* **WHAT TO PRODUCE**
Locate every line that holds the string "caption" and copy it.

* **RECORDED INFORMATION**
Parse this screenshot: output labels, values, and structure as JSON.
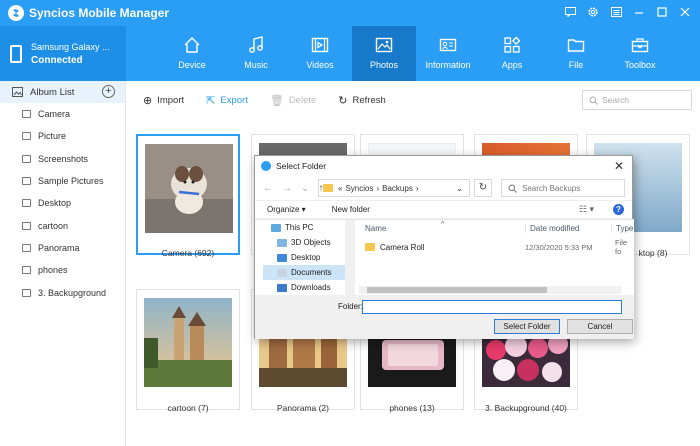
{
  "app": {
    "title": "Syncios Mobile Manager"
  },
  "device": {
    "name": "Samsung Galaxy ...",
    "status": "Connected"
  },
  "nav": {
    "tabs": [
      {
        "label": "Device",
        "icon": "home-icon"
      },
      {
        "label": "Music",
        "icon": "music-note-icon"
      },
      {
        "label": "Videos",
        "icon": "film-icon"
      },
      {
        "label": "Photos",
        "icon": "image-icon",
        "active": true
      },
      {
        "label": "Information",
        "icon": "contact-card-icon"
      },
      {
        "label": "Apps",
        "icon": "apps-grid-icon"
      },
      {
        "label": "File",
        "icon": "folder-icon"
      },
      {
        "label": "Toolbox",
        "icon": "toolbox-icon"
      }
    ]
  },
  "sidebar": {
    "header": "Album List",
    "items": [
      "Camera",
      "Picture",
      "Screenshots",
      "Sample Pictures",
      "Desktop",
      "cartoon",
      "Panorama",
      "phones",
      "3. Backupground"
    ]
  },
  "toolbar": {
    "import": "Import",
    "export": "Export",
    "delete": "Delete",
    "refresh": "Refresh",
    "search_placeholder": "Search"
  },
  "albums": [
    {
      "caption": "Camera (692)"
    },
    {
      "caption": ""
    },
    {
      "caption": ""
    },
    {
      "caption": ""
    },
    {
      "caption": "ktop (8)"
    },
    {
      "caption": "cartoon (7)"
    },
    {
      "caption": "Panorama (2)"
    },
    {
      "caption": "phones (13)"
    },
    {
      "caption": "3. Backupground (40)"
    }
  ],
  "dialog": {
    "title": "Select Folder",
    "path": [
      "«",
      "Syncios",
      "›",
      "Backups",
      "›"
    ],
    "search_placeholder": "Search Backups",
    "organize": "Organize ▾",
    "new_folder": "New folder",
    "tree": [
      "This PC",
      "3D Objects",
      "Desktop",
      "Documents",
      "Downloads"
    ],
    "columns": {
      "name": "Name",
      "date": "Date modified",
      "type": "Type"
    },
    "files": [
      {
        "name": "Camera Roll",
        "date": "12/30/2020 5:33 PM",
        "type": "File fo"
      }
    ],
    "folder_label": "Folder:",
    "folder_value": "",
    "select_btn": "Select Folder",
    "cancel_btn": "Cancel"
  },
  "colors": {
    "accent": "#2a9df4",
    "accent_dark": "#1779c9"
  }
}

* **RESULT OF THE TASK**
      "caption": "Camera (692)"
      "caption": ""
      "caption": ""
      "caption": ""
      "caption": "ktop (8)"
      "caption": "cartoon (7)"
      "caption": "Panorama (2)"
      "caption": "phones (13)"
      "caption": "3. Backupground (40)"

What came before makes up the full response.